Dataset rows about figures:
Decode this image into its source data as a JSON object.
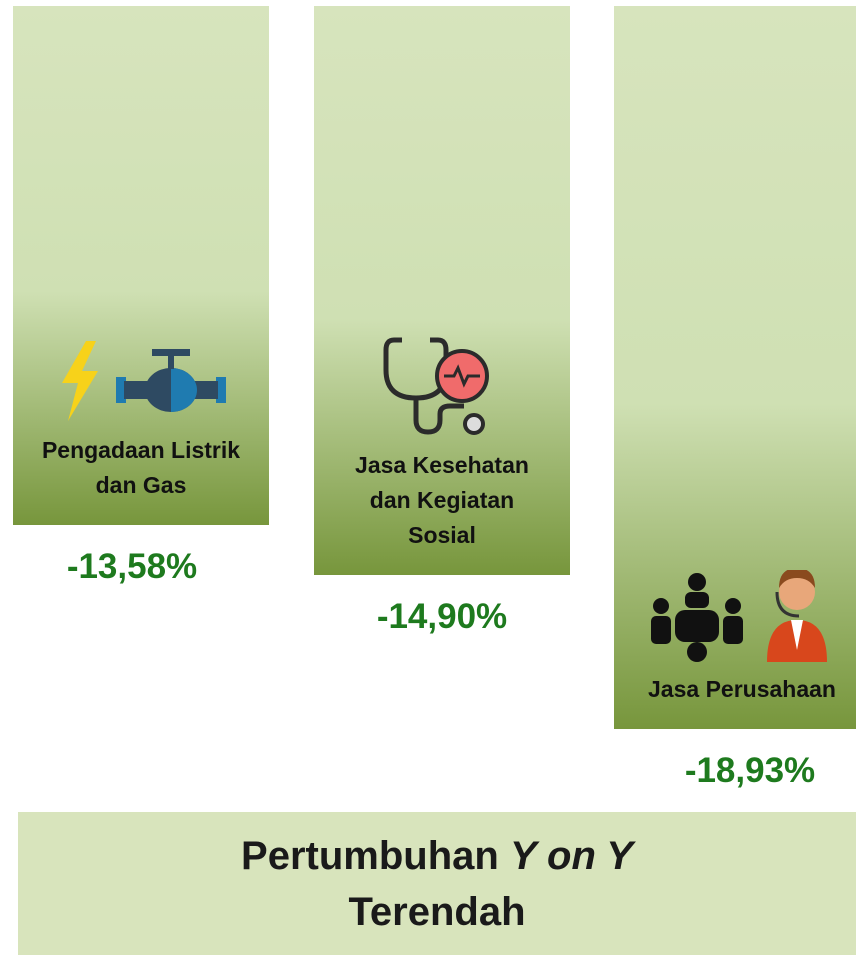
{
  "chart_data": {
    "type": "bar",
    "title": [
      "Pertumbuhan",
      "Y on Y",
      "Terendah"
    ],
    "categories": [
      "Pengadaan Listrik dan Gas",
      "Jasa Kesehatan dan Kegiatan Sosial",
      "Jasa Perusahaan"
    ],
    "values": [
      -13.58,
      -14.9,
      -18.93
    ],
    "value_labels": [
      "-13,58%",
      "-14,90%",
      "-18,93%"
    ],
    "color": "#77963c",
    "label_color": "#1e7a1e"
  }
}
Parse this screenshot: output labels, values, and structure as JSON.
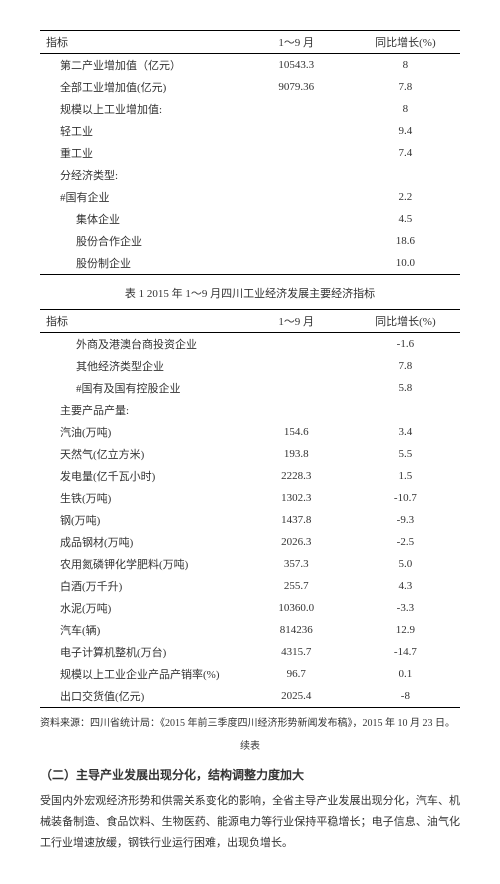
{
  "tableHeaders": {
    "indicator": "指标",
    "period": "1～9 月",
    "yoy": "同比增长(%)"
  },
  "table1": {
    "rows": [
      {
        "ind": "第二产业增加值（亿元）",
        "val": "10543.3",
        "pct": "8",
        "indent": 1
      },
      {
        "ind": "全部工业增加值(亿元)",
        "val": "9079.36",
        "pct": "7.8",
        "indent": 1
      },
      {
        "ind": "规模以上工业增加值:",
        "val": "",
        "pct": "8",
        "indent": 1
      },
      {
        "ind": "轻工业",
        "val": "",
        "pct": "9.4",
        "indent": 1
      },
      {
        "ind": "重工业",
        "val": "",
        "pct": "7.4",
        "indent": 1
      },
      {
        "ind": "分经济类型:",
        "val": "",
        "pct": "",
        "indent": 1
      },
      {
        "ind": "#国有企业",
        "val": "",
        "pct": "2.2",
        "indent": 1
      },
      {
        "ind": "集体企业",
        "val": "",
        "pct": "4.5",
        "indent": 2
      },
      {
        "ind": "股份合作企业",
        "val": "",
        "pct": "18.6",
        "indent": 2
      },
      {
        "ind": "股份制企业",
        "val": "",
        "pct": "10.0",
        "indent": 2
      }
    ]
  },
  "caption1": "表 1 2015 年 1～9 月四川工业经济发展主要经济指标",
  "table2": {
    "rows": [
      {
        "ind": "外商及港澳台商投资企业",
        "val": "",
        "pct": "-1.6",
        "indent": 2
      },
      {
        "ind": "其他经济类型企业",
        "val": "",
        "pct": "7.8",
        "indent": 2
      },
      {
        "ind": "#国有及国有控股企业",
        "val": "",
        "pct": "5.8",
        "indent": 2
      },
      {
        "ind": "主要产品产量:",
        "val": "",
        "pct": "",
        "indent": 1
      },
      {
        "ind": "汽油(万吨)",
        "val": "154.6",
        "pct": "3.4",
        "indent": 1
      },
      {
        "ind": "天然气(亿立方米)",
        "val": "193.8",
        "pct": "5.5",
        "indent": 1
      },
      {
        "ind": "发电量(亿千瓦小时)",
        "val": "2228.3",
        "pct": "1.5",
        "indent": 1
      },
      {
        "ind": "生铁(万吨)",
        "val": "1302.3",
        "pct": "-10.7",
        "indent": 1
      },
      {
        "ind": "钢(万吨)",
        "val": "1437.8",
        "pct": "-9.3",
        "indent": 1
      },
      {
        "ind": "成品钢材(万吨)",
        "val": "2026.3",
        "pct": "-2.5",
        "indent": 1
      },
      {
        "ind": "农用氮磷钾化学肥料(万吨)",
        "val": "357.3",
        "pct": "5.0",
        "indent": 1
      },
      {
        "ind": "白酒(万千升)",
        "val": "255.7",
        "pct": "4.3",
        "indent": 1
      },
      {
        "ind": "水泥(万吨)",
        "val": "10360.0",
        "pct": "-3.3",
        "indent": 1
      },
      {
        "ind": "汽车(辆)",
        "val": "814236",
        "pct": "12.9",
        "indent": 1
      },
      {
        "ind": "电子计算机整机(万台)",
        "val": "4315.7",
        "pct": "-14.7",
        "indent": 1
      },
      {
        "ind": "规模以上工业企业产品产销率(%)",
        "val": "96.7",
        "pct": "0.1",
        "indent": 1
      },
      {
        "ind": "出口交货值(亿元)",
        "val": "2025.4",
        "pct": "-8",
        "indent": 1
      }
    ]
  },
  "source": "资料来源：四川省统计局：《2015 年前三季度四川经济形势新闻发布稿》，2015 年 10 月 23 日。",
  "cont": "续表",
  "heading": "（二）主导产业发展出现分化，结构调整力度加大",
  "para": "受国内外宏观经济形势和供需关系变化的影响，全省主导产业发展出现分化，汽车、机械装备制造、食品饮料、生物医药、能源电力等行业保持平稳增长；电子信息、油气化工行业增速放缓，钢铁行业运行困难，出现负增长。"
}
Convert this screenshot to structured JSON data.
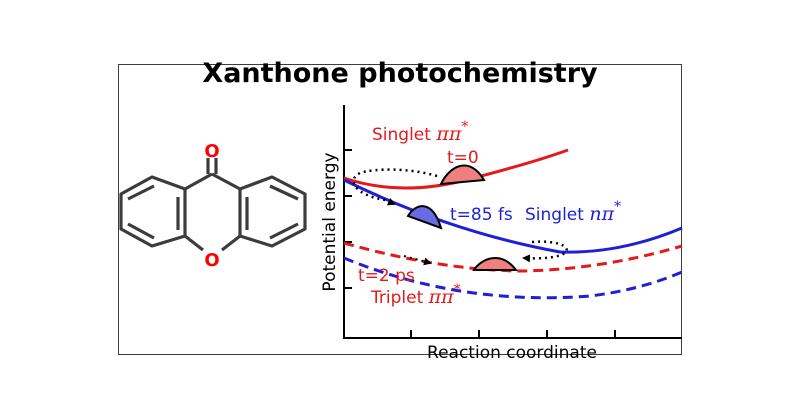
{
  "title": "Xanthone photochemistry",
  "molecule": {
    "oxygen_carbonyl": "O",
    "oxygen_ring": "O"
  },
  "axes": {
    "xlabel": "Reaction coordinate",
    "ylabel": "Potential energy"
  },
  "states": {
    "s_pipi": {
      "prefix": "Singlet ",
      "symbol": "ππ",
      "sup": "*",
      "color": "#e31a1c"
    },
    "s_npi": {
      "prefix": "Singlet ",
      "symbol": "nπ",
      "sup": "*",
      "color": "#1f1fd6"
    },
    "t_pipi": {
      "prefix": "Triplet ",
      "symbol": "ππ",
      "sup": "*",
      "color": "#e31a1c"
    }
  },
  "times": {
    "t0": "t=0",
    "t85": "t=85 fs",
    "t2": "t=2 ps"
  },
  "colors": {
    "red": "#e31a1c",
    "blue": "#1f1fd6",
    "red_fill": "#f08080",
    "blue_fill": "#6a6ae6"
  }
}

To be done
Take the line that contains "Convert this screenshot" and all lines after it to the end of the material above, and copy them verbatim without any images.

Task solution
Convert this screenshot to structured JSON data.
{
  "title": "Xanthone photochemistry",
  "molecule": {
    "oxygen_carbonyl": "O",
    "oxygen_ring": "O"
  },
  "axes": {
    "xlabel": "Reaction coordinate",
    "ylabel": "Potential energy"
  },
  "states": {
    "s_pipi": {
      "prefix": "Singlet ",
      "symbol": "ππ",
      "sup": "*",
      "color": "#e31a1c"
    },
    "s_npi": {
      "prefix": "Singlet ",
      "symbol": "nπ",
      "sup": "*",
      "color": "#1f1fd6"
    },
    "t_pipi": {
      "prefix": "Triplet ",
      "symbol": "ππ",
      "sup": "*",
      "color": "#e31a1c"
    }
  },
  "times": {
    "t0": "t=0",
    "t85": "t=85 fs",
    "t2": "t=2 ps"
  },
  "colors": {
    "red": "#e31a1c",
    "blue": "#1f1fd6",
    "red_fill": "#f08080",
    "blue_fill": "#6a6ae6"
  }
}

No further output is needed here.